Stored data:
::::

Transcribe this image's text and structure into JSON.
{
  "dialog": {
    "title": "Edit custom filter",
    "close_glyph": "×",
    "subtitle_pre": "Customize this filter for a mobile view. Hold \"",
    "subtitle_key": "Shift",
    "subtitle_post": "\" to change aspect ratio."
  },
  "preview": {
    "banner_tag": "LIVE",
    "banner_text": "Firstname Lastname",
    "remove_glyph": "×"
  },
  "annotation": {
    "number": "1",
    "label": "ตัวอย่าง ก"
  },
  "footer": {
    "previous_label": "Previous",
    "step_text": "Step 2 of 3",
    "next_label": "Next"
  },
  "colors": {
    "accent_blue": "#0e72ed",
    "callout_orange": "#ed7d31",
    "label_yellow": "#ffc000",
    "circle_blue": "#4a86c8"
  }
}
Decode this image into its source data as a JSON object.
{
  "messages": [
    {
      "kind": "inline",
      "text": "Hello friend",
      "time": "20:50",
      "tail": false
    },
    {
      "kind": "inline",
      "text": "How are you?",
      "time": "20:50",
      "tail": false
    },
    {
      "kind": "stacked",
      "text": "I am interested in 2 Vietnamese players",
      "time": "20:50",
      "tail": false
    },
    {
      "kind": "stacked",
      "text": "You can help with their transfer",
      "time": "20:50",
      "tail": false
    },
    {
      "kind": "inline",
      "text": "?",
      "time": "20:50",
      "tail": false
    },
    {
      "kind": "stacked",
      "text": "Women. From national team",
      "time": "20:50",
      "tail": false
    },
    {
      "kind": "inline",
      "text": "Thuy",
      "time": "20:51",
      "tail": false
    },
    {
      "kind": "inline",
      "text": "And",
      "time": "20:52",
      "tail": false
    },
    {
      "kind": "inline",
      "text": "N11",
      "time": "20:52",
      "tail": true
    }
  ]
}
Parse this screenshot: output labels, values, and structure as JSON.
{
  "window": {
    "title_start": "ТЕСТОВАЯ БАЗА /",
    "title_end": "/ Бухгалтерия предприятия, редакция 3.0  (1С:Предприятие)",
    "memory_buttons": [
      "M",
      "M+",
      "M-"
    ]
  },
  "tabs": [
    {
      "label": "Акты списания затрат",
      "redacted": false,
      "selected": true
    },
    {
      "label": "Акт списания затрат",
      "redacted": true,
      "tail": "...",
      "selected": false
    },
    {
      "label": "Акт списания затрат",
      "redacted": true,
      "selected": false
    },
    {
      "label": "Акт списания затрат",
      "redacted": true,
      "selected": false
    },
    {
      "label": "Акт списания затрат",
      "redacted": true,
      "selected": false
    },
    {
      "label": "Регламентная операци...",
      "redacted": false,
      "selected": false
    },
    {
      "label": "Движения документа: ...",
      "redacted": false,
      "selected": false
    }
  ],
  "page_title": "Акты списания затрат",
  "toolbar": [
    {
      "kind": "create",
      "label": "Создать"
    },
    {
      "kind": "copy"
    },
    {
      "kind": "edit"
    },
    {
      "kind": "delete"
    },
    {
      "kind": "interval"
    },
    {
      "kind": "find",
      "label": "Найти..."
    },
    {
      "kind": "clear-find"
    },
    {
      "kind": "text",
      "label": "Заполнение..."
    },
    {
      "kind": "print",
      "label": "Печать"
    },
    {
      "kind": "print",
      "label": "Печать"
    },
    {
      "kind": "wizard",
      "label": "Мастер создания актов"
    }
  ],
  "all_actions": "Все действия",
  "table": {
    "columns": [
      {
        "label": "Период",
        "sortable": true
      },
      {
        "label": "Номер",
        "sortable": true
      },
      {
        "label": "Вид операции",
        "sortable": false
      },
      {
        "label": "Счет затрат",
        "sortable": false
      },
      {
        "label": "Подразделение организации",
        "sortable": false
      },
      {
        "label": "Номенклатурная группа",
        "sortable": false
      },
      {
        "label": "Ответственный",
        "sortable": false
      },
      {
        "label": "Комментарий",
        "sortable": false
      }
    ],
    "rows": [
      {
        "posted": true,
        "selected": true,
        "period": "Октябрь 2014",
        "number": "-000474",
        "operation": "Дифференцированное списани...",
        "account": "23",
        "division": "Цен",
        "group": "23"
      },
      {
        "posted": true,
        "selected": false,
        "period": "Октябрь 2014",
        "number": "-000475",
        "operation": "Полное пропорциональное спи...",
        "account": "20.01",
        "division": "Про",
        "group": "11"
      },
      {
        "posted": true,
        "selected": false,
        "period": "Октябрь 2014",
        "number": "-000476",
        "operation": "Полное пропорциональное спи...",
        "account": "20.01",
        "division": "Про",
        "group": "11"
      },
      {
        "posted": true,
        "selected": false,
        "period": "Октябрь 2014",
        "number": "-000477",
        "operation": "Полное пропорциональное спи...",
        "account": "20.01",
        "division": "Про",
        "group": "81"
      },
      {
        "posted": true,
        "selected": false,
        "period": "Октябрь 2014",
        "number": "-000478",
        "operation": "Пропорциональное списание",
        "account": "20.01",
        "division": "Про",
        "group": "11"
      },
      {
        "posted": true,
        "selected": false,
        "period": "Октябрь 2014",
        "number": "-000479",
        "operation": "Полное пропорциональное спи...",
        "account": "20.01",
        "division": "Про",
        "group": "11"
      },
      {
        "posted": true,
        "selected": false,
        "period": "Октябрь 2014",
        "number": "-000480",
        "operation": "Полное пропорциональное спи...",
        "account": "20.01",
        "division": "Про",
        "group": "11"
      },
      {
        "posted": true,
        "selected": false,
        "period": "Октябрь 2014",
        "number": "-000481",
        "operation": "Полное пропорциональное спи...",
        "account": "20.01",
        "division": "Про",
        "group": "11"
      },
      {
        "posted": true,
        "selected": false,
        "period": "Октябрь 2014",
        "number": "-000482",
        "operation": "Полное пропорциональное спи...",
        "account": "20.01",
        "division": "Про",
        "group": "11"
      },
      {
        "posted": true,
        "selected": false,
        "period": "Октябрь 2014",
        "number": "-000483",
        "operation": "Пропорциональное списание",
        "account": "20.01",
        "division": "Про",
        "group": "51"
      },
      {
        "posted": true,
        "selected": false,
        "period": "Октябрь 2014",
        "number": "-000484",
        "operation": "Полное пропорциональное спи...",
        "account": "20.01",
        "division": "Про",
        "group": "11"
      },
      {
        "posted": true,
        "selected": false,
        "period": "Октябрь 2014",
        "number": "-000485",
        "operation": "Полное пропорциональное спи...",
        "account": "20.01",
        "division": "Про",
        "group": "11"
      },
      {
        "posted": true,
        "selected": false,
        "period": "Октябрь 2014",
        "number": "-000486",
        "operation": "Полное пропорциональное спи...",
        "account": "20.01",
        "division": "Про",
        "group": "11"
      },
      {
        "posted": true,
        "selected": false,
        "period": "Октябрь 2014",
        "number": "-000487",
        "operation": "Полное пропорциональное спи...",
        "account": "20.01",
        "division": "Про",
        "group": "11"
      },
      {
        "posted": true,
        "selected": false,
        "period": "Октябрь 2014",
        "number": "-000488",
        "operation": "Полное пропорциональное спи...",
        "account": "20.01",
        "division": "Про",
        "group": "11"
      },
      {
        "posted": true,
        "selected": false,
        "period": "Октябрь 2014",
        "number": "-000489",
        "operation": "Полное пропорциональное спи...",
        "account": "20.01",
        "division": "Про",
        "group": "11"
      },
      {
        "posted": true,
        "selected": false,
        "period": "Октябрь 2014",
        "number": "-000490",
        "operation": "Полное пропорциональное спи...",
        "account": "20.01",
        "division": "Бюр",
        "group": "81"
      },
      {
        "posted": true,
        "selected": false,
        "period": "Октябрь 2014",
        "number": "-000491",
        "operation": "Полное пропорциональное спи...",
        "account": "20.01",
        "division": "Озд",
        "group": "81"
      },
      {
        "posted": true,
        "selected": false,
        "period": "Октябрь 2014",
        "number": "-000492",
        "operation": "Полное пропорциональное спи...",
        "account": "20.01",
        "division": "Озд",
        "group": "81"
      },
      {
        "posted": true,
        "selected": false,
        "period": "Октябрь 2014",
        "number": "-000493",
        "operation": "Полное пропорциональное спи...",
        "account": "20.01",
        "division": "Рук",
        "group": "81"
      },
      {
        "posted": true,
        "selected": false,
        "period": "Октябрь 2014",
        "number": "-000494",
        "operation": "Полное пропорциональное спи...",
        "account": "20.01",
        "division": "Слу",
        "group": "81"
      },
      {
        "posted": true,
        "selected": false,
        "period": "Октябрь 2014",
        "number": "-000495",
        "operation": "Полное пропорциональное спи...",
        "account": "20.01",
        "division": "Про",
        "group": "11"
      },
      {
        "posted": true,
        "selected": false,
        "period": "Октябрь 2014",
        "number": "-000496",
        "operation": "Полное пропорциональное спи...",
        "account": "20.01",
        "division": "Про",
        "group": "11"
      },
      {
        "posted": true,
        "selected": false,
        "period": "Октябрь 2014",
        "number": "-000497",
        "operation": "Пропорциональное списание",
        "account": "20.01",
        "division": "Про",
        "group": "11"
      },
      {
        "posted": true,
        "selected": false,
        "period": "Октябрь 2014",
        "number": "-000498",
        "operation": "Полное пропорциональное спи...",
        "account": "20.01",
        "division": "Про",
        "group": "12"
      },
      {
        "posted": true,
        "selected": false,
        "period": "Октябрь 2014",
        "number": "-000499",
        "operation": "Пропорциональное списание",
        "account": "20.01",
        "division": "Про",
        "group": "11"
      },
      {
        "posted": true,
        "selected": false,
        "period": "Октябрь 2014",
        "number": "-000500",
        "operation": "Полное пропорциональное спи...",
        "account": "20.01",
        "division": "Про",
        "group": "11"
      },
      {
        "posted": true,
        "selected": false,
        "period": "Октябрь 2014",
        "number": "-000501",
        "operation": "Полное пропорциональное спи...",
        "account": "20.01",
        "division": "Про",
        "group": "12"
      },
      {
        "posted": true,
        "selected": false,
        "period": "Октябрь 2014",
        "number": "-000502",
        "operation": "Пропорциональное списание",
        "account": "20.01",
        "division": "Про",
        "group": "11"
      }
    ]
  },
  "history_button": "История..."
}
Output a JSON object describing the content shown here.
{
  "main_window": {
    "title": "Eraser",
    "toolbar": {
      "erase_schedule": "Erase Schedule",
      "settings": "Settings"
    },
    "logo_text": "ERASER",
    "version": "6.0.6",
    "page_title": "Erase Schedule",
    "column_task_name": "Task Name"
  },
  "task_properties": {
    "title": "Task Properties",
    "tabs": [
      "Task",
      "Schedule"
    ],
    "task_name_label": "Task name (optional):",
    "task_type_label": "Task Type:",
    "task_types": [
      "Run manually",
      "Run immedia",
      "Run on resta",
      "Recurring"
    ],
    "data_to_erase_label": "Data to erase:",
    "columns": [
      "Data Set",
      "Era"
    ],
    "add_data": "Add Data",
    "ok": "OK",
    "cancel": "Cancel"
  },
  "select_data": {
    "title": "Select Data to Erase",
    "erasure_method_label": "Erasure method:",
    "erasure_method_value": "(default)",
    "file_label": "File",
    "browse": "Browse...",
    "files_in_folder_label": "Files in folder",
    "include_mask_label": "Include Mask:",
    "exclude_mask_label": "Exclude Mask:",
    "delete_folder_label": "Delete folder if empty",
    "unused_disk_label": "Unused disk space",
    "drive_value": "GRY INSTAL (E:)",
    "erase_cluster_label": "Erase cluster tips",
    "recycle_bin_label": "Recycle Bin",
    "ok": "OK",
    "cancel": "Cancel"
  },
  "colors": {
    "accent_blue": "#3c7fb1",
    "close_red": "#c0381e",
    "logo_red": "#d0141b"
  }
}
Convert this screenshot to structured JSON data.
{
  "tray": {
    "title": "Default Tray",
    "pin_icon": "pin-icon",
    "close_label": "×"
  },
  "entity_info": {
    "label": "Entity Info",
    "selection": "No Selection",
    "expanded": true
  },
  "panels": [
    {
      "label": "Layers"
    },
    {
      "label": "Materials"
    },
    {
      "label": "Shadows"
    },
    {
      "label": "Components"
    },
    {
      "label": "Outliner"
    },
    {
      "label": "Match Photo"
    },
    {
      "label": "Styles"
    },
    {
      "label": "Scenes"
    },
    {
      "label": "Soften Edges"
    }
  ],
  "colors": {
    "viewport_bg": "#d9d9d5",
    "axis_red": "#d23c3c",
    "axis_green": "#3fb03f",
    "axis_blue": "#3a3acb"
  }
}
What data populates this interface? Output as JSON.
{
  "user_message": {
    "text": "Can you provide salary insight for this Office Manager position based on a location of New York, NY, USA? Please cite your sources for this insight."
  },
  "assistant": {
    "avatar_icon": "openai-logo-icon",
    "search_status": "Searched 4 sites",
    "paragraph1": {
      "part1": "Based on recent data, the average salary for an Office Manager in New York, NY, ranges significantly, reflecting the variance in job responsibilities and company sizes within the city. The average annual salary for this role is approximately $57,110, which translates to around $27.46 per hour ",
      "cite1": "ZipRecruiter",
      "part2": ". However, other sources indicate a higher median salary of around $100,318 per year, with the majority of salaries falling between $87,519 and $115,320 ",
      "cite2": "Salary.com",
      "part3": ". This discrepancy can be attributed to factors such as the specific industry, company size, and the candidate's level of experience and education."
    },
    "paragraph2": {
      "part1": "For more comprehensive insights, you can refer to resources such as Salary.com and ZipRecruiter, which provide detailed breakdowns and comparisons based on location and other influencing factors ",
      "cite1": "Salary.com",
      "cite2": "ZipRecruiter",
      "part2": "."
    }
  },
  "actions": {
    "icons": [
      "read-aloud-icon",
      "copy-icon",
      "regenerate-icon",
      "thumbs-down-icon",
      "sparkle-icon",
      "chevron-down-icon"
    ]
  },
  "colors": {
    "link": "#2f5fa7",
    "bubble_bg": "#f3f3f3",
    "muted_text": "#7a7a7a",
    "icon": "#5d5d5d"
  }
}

::::

PROMPT: Reproduce, word for word, every line starting at the line that contains "What data populates" and ending with the final line of the entries.

WRITTEN RESPONSE:
What data populates this interface? Output as JSON.
{
  "user_message": {
    "text": "Can you provide salary insight for this Office Manager position based on a location of New York, NY, USA? Please cite your sources for this insight."
  },
  "assistant": {
    "avatar_icon": "openai-logo-icon",
    "search_status": "Searched 4 sites",
    "paragraph1": {
      "part1": "Based on recent data, the average salary for an Office Manager in New York, NY, ranges significantly, reflecting the variance in job responsibilities and company sizes within the city. The average annual salary for this role is approximately $57,110, which translates to around $27.46 per hour ",
      "cite1": "ZipRecruiter",
      "part2": ". However, other sources indicate a higher median salary of around $100,318 per year, with the majority of salaries falling between $87,519 and $115,320 ",
      "cite2": "Salary.com",
      "part3": ". This discrepancy can be attributed to factors such as the specific industry, company size, and the candidate's level of experience and education."
    },
    "paragraph2": {
      "part1": "For more comprehensive insights, you can refer to resources such as Salary.com and ZipRecruiter, which provide detailed breakdowns and comparisons based on location and other influencing factors ",
      "cite1": "Salary.com",
      "cite2": "ZipRecruiter",
      "part2": "."
    }
  },
  "actions": {
    "icons": [
      "read-aloud-icon",
      "copy-icon",
      "regenerate-icon",
      "thumbs-down-icon",
      "sparkle-icon",
      "chevron-down-icon"
    ]
  },
  "colors": {
    "link": "#2f5fa7",
    "bubble_bg": "#f3f3f3",
    "muted_text": "#7a7a7a",
    "icon": "#5d5d5d"
  }
}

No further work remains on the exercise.